▶ **Stated task**: Your task is to output the entries below word for word.

# Start of Input rows

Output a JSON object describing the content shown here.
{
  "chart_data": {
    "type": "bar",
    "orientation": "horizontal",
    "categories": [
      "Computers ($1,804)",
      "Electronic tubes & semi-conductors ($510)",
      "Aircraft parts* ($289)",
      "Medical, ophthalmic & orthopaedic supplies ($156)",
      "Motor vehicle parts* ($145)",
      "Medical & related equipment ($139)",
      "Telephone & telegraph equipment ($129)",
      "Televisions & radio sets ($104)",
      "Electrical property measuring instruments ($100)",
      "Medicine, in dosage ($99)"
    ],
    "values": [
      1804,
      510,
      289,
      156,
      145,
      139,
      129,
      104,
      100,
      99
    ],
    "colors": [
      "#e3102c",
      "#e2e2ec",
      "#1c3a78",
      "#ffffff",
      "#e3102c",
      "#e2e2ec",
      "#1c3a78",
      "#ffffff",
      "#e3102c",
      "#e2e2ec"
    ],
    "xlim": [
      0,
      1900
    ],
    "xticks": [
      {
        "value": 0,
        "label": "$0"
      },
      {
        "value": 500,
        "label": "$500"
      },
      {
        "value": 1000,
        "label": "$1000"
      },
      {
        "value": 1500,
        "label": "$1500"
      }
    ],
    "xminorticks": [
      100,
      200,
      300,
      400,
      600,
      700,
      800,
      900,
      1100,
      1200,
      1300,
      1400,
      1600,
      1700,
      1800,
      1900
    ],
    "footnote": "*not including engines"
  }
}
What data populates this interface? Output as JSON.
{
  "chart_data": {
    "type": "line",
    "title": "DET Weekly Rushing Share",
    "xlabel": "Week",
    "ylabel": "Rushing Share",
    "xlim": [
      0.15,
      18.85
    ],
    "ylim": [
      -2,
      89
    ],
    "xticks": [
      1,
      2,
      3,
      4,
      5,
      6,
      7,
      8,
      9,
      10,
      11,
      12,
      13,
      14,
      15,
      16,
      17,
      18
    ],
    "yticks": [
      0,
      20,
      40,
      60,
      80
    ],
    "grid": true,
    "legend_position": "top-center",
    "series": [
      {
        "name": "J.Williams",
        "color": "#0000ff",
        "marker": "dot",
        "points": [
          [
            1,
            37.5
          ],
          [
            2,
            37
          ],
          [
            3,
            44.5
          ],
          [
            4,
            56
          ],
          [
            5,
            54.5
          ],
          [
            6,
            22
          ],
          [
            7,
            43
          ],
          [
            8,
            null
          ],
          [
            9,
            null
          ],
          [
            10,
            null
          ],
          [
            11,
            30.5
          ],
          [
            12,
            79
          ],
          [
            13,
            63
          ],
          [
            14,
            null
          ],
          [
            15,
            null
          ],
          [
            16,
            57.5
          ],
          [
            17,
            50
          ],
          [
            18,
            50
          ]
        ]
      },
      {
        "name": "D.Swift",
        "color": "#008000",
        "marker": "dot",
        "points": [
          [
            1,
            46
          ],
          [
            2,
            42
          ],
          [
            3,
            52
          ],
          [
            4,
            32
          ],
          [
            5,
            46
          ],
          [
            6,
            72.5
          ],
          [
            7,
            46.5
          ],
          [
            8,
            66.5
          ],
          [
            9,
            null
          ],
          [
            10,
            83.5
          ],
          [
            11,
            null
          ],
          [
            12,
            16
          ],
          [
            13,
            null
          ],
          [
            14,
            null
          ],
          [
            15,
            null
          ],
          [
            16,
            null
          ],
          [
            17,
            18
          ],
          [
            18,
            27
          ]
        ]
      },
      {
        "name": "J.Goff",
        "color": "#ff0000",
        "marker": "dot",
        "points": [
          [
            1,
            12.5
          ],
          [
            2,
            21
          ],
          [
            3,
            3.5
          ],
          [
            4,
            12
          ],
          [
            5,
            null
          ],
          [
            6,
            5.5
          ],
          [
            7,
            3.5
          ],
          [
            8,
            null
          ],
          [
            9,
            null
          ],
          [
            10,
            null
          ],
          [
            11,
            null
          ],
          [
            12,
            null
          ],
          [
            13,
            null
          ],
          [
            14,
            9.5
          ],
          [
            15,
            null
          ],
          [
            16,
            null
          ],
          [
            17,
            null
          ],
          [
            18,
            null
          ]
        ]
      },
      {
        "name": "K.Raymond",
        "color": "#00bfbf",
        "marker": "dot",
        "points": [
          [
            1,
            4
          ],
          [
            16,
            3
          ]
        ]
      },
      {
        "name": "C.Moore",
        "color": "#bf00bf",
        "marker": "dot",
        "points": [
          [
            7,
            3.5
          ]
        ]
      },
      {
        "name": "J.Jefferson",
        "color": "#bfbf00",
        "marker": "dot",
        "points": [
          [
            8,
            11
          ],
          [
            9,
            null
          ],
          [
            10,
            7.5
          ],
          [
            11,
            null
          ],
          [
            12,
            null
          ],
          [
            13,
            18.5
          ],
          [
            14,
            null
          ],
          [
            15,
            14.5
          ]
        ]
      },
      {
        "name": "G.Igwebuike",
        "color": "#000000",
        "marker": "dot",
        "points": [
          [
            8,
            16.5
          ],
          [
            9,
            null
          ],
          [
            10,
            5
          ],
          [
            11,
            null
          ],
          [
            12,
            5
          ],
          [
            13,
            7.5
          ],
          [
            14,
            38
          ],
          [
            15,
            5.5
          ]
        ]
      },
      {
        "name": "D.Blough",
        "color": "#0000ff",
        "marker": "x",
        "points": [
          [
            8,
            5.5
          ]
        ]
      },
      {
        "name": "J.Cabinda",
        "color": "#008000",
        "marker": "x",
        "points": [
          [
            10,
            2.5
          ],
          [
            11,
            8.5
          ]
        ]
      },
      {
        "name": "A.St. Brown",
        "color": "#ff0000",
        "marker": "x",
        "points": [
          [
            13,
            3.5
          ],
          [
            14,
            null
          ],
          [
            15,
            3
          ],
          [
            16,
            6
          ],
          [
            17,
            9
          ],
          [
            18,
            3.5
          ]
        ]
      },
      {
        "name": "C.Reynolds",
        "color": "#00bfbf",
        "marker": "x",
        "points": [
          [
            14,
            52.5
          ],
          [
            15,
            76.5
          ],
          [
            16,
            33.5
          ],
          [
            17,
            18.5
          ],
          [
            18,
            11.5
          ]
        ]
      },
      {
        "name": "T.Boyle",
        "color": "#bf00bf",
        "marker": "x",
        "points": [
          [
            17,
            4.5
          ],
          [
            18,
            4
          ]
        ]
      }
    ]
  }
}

# End of Input rows

▶ **Task response**:
Output a JSON object describing the content shown here.
{
  "chart_data": {
    "type": "bar",
    "orientation": "horizontal",
    "categories": [
      "Computers ($1,804)",
      "Electronic tubes & semi-conductors ($510)",
      "Aircraft parts* ($289)",
      "Medical, ophthalmic & orthopaedic supplies ($156)",
      "Motor vehicle parts* ($145)",
      "Medical & related equipment ($139)",
      "Telephone & telegraph equipment ($129)",
      "Televisions & radio sets ($104)",
      "Electrical property measuring instruments ($100)",
      "Medicine, in dosage ($99)"
    ],
    "values": [
      1804,
      510,
      289,
      156,
      145,
      139,
      129,
      104,
      100,
      99
    ],
    "colors": [
      "#e3102c",
      "#e2e2ec",
      "#1c3a78",
      "#ffffff",
      "#e3102c",
      "#e2e2ec",
      "#1c3a78",
      "#ffffff",
      "#e3102c",
      "#e2e2ec"
    ],
    "xlim": [
      0,
      1900
    ],
    "xticks": [
      {
        "value": 0,
        "label": "$0"
      },
      {
        "value": 500,
        "label": "$500"
      },
      {
        "value": 1000,
        "label": "$1000"
      },
      {
        "value": 1500,
        "label": "$1500"
      }
    ],
    "xminorticks": [
      100,
      200,
      300,
      400,
      600,
      700,
      800,
      900,
      1100,
      1200,
      1300,
      1400,
      1600,
      1700,
      1800,
      1900
    ],
    "footnote": "*not including engines"
  }
}
What data populates this interface? Output as JSON.
{
  "chart_data": {
    "type": "line",
    "title": "DET Weekly Rushing Share",
    "xlabel": "Week",
    "ylabel": "Rushing Share",
    "xlim": [
      0.15,
      18.85
    ],
    "ylim": [
      -2,
      89
    ],
    "xticks": [
      1,
      2,
      3,
      4,
      5,
      6,
      7,
      8,
      9,
      10,
      11,
      12,
      13,
      14,
      15,
      16,
      17,
      18
    ],
    "yticks": [
      0,
      20,
      40,
      60,
      80
    ],
    "grid": true,
    "legend_position": "top-center",
    "series": [
      {
        "name": "J.Williams",
        "color": "#0000ff",
        "marker": "dot",
        "points": [
          [
            1,
            37.5
          ],
          [
            2,
            37
          ],
          [
            3,
            44.5
          ],
          [
            4,
            56
          ],
          [
            5,
            54.5
          ],
          [
            6,
            22
          ],
          [
            7,
            43
          ],
          [
            8,
            null
          ],
          [
            9,
            null
          ],
          [
            10,
            null
          ],
          [
            11,
            30.5
          ],
          [
            12,
            79
          ],
          [
            13,
            63
          ],
          [
            14,
            null
          ],
          [
            15,
            null
          ],
          [
            16,
            57.5
          ],
          [
            17,
            50
          ],
          [
            18,
            50
          ]
        ]
      },
      {
        "name": "D.Swift",
        "color": "#008000",
        "marker": "dot",
        "points": [
          [
            1,
            46
          ],
          [
            2,
            42
          ],
          [
            3,
            52
          ],
          [
            4,
            32
          ],
          [
            5,
            46
          ],
          [
            6,
            72.5
          ],
          [
            7,
            46.5
          ],
          [
            8,
            66.5
          ],
          [
            9,
            null
          ],
          [
            10,
            83.5
          ],
          [
            11,
            null
          ],
          [
            12,
            16
          ],
          [
            13,
            null
          ],
          [
            14,
            null
          ],
          [
            15,
            null
          ],
          [
            16,
            null
          ],
          [
            17,
            18
          ],
          [
            18,
            27
          ]
        ]
      },
      {
        "name": "J.Goff",
        "color": "#ff0000",
        "marker": "dot",
        "points": [
          [
            1,
            12.5
          ],
          [
            2,
            21
          ],
          [
            3,
            3.5
          ],
          [
            4,
            12
          ],
          [
            5,
            null
          ],
          [
            6,
            5.5
          ],
          [
            7,
            3.5
          ],
          [
            8,
            null
          ],
          [
            9,
            null
          ],
          [
            10,
            null
          ],
          [
            11,
            null
          ],
          [
            12,
            null
          ],
          [
            13,
            null
          ],
          [
            14,
            9.5
          ],
          [
            15,
            null
          ],
          [
            16,
            null
          ],
          [
            17,
            null
          ],
          [
            18,
            null
          ]
        ]
      },
      {
        "name": "K.Raymond",
        "color": "#00bfbf",
        "marker": "dot",
        "points": [
          [
            1,
            4
          ],
          [
            16,
            3
          ]
        ]
      },
      {
        "name": "C.Moore",
        "color": "#bf00bf",
        "marker": "dot",
        "points": [
          [
            7,
            3.5
          ]
        ]
      },
      {
        "name": "J.Jefferson",
        "color": "#bfbf00",
        "marker": "dot",
        "points": [
          [
            8,
            11
          ],
          [
            9,
            null
          ],
          [
            10,
            7.5
          ],
          [
            11,
            null
          ],
          [
            12,
            null
          ],
          [
            13,
            18.5
          ],
          [
            14,
            null
          ],
          [
            15,
            14.5
          ]
        ]
      },
      {
        "name": "G.Igwebuike",
        "color": "#000000",
        "marker": "dot",
        "points": [
          [
            8,
            16.5
          ],
          [
            9,
            null
          ],
          [
            10,
            5
          ],
          [
            11,
            null
          ],
          [
            12,
            5
          ],
          [
            13,
            7.5
          ],
          [
            14,
            38
          ],
          [
            15,
            5.5
          ]
        ]
      },
      {
        "name": "D.Blough",
        "color": "#0000ff",
        "marker": "x",
        "points": [
          [
            8,
            5.5
          ]
        ]
      },
      {
        "name": "J.Cabinda",
        "color": "#008000",
        "marker": "x",
        "points": [
          [
            10,
            2.5
          ],
          [
            11,
            8.5
          ]
        ]
      },
      {
        "name": "A.St. Brown",
        "color": "#ff0000",
        "marker": "x",
        "points": [
          [
            13,
            3.5
          ],
          [
            14,
            null
          ],
          [
            15,
            3
          ],
          [
            16,
            6
          ],
          [
            17,
            9
          ],
          [
            18,
            3.5
          ]
        ]
      },
      {
        "name": "C.Reynolds",
        "color": "#00bfbf",
        "marker": "x",
        "points": [
          [
            14,
            52.5
          ],
          [
            15,
            76.5
          ],
          [
            16,
            33.5
          ],
          [
            17,
            18.5
          ],
          [
            18,
            11.5
          ]
        ]
      },
      {
        "name": "T.Boyle",
        "color": "#bf00bf",
        "marker": "x",
        "points": [
          [
            17,
            4.5
          ],
          [
            18,
            4
          ]
        ]
      }
    ]
  }
}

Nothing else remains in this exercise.